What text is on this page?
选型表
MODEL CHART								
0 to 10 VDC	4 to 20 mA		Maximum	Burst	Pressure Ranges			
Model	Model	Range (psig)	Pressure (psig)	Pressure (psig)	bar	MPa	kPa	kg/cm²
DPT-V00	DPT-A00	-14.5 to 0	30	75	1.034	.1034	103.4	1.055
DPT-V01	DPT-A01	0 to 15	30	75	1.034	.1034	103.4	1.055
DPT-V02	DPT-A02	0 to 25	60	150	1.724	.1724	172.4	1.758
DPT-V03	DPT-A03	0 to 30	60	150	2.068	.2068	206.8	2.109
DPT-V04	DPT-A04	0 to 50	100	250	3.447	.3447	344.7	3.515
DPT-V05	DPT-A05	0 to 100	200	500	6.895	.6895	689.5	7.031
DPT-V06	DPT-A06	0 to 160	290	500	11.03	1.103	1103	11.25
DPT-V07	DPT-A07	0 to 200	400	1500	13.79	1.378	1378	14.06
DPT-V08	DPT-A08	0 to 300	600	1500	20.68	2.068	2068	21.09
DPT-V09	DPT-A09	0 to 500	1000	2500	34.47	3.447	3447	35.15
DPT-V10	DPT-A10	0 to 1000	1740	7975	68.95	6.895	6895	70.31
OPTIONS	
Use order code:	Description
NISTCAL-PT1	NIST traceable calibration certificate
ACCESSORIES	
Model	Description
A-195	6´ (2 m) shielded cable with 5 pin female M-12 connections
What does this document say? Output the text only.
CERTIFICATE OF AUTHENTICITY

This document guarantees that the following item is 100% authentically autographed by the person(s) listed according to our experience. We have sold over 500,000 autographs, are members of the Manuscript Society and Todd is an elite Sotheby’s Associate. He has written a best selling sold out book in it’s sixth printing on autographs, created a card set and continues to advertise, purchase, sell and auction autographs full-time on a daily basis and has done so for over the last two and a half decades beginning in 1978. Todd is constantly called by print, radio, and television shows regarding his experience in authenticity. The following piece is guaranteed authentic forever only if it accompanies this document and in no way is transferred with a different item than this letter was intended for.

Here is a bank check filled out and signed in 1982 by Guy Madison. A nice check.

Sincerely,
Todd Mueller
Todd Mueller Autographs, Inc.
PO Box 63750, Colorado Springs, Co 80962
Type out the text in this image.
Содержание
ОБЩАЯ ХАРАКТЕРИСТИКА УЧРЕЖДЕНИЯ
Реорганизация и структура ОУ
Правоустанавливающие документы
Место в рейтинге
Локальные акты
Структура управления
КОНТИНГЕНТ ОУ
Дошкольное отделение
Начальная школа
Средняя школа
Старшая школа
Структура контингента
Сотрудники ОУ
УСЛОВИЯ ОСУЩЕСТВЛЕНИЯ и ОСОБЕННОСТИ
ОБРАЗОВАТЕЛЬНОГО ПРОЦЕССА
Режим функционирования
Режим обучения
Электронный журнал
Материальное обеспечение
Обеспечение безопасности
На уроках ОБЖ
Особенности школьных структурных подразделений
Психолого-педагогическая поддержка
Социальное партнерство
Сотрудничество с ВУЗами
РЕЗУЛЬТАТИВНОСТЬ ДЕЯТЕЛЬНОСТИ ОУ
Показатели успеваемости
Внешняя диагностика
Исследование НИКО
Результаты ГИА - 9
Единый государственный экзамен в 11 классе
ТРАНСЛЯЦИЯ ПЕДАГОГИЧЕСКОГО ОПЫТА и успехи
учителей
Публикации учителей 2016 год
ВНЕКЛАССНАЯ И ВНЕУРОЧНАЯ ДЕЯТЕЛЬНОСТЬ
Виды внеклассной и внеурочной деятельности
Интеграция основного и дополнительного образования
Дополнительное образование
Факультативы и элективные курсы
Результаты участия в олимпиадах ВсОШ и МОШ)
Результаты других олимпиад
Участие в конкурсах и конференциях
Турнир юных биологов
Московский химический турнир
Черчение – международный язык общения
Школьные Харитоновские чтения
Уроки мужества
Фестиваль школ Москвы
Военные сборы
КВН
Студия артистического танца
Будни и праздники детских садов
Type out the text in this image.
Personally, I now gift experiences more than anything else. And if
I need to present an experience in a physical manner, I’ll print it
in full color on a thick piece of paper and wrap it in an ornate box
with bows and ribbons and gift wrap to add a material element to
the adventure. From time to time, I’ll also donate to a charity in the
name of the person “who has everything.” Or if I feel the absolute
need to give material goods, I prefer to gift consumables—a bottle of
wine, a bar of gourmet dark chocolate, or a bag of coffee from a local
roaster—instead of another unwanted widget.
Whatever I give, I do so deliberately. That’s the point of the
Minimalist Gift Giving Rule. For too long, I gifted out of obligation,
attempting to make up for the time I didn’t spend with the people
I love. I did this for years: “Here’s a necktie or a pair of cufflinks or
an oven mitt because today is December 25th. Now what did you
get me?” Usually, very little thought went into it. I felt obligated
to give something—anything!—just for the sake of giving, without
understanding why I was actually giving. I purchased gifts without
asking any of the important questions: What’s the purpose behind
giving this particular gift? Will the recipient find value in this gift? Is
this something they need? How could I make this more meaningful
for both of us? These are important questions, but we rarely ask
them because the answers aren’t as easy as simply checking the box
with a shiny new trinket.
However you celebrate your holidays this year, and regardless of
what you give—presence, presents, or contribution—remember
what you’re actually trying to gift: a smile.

****

» **Exercise objective**: From the first line to the last, retype the data exactly.

» **Finished answer**:
What text is on this page?
选型表
MODEL CHART								
0 to 10 VDC	4 to 20 mA		Maximum	Burst	Pressure Ranges			
Model	Model	Range (psig)	Pressure (psig)	Pressure (psig)	bar	MPa	kPa	kg/cm²
DPT-V00	DPT-A00	-14.5 to 0	30	75	1.034	.1034	103.4	1.055
DPT-V01	DPT-A01	0 to 15	30	75	1.034	.1034	103.4	1.055
DPT-V02	DPT-A02	0 to 25	60	150	1.724	.1724	172.4	1.758
DPT-V03	DPT-A03	0 to 30	60	150	2.068	.2068	206.8	2.109
DPT-V04	DPT-A04	0 to 50	100	250	3.447	.3447	344.7	3.515
DPT-V05	DPT-A05	0 to 100	200	500	6.895	.6895	689.5	7.031
DPT-V06	DPT-A06	0 to 160	290	500	11.03	1.103	1103	11.25
DPT-V07	DPT-A07	0 to 200	400	1500	13.79	1.378	1378	14.06
DPT-V08	DPT-A08	0 to 300	600	1500	20.68	2.068	2068	21.09
DPT-V09	DPT-A09	0 to 500	1000	2500	34.47	3.447	3447	35.15
DPT-V10	DPT-A10	0 to 1000	1740	7975	68.95	6.895	6895	70.31
OPTIONS	
Use order code:	Description
NISTCAL-PT1	NIST traceable calibration certificate
ACCESSORIES	
Model	Description
A-195	6´ (2 m) shielded cable with 5 pin female M-12 connections
What does this document say? Output the text only.
CERTIFICATE OF AUTHENTICITY

This document guarantees that the following item is 100% authentically autographed by the person(s) listed according to our experience. We have sold over 500,000 autographs, are members of the Manuscript Society and Todd is an elite Sotheby’s Associate. He has written a best selling sold out book in it’s sixth printing on autographs, created a card set and continues to advertise, purchase, sell and auction autographs full-time on a daily basis and has done so for over the last two and a half decades beginning in 1978. Todd is constantly called by print, radio, and television shows regarding his experience in authenticity. The following piece is guaranteed authentic forever only if it accompanies this document and in no way is transferred with a different item than this letter was intended for.

Here is a bank check filled out and signed in 1982 by Guy Madison. A nice check.

Sincerely,
Todd Mueller
Todd Mueller Autographs, Inc.
PO Box 63750, Colorado Springs, Co 80962
Type out the text in this image.
Содержание
ОБЩАЯ ХАРАКТЕРИСТИКА УЧРЕЖДЕНИЯ
Реорганизация и структура ОУ
Правоустанавливающие документы
Место в рейтинге
Локальные акты
Структура управления
КОНТИНГЕНТ ОУ
Дошкольное отделение
Начальная школа
Средняя школа
Старшая школа
Структура контингента
Сотрудники ОУ
УСЛОВИЯ ОСУЩЕСТВЛЕНИЯ и ОСОБЕННОСТИ
ОБРАЗОВАТЕЛЬНОГО ПРОЦЕССА
Режим функционирования
Режим обучения
Электронный журнал
Материальное обеспечение
Обеспечение безопасности
На уроках ОБЖ
Особенности школьных структурных подразделений
Психолого-педагогическая поддержка
Социальное партнерство
Сотрудничество с ВУЗами
РЕЗУЛЬТАТИВНОСТЬ ДЕЯТЕЛЬНОСТИ ОУ
Показатели успеваемости
Внешняя диагностика
Исследование НИКО
Результаты ГИА - 9
Единый государственный экзамен в 11 классе
ТРАНСЛЯЦИЯ ПЕДАГОГИЧЕСКОГО ОПЫТА и успехи
учителей
Публикации учителей 2016 год
ВНЕКЛАССНАЯ И ВНЕУРОЧНАЯ ДЕЯТЕЛЬНОСТЬ
Виды внеклассной и внеурочной деятельности
Интеграция основного и дополнительного образования
Дополнительное образование
Факультативы и элективные курсы
Результаты участия в олимпиадах ВсОШ и МОШ)
Результаты других олимпиад
Участие в конкурсах и конференциях
Турнир юных биологов
Московский химический турнир
Черчение – международный язык общения
Школьные Харитоновские чтения
Уроки мужества
Фестиваль школ Москвы
Военные сборы
КВН
Студия артистического танца
Будни и праздники детских садов
Type out the text in this image.
Personally, I now gift experiences more than anything else. And if
I need to present an experience in a physical manner, I’ll print it
in full color on a thick piece of paper and wrap it in an ornate box
with bows and ribbons and gift wrap to add a material element to
the adventure. From time to time, I’ll also donate to a charity in the
name of the person “who has everything.” Or if I feel the absolute
need to give material goods, I prefer to gift consumables—a bottle of
wine, a bar of gourmet dark chocolate, or a bag of coffee from a local
roaster—instead of another unwanted widget.
Whatever I give, I do so deliberately. That’s the point of the
Minimalist Gift Giving Rule. For too long, I gifted out of obligation,
attempting to make up for the time I didn’t spend with the people
I love. I did this for years: “Here’s a necktie or a pair of cufflinks or
an oven mitt because today is December 25th. Now what did you
get me?” Usually, very little thought went into it. I felt obligated
to give something—anything!—just for the sake of giving, without
understanding why I was actually giving. I purchased gifts without
asking any of the important questions: What’s the purpose behind
giving this particular gift? Will the recipient find value in this gift? Is
this something they need? How could I make this more meaningful
for both of us? These are important questions, but we rarely ask
them because the answers aren’t as easy as simply checking the box
with a shiny new trinket.
However you celebrate your holidays this year, and regardless of
what you give—presence, presents, or contribution—remember
what you’re actually trying to gift: a smile.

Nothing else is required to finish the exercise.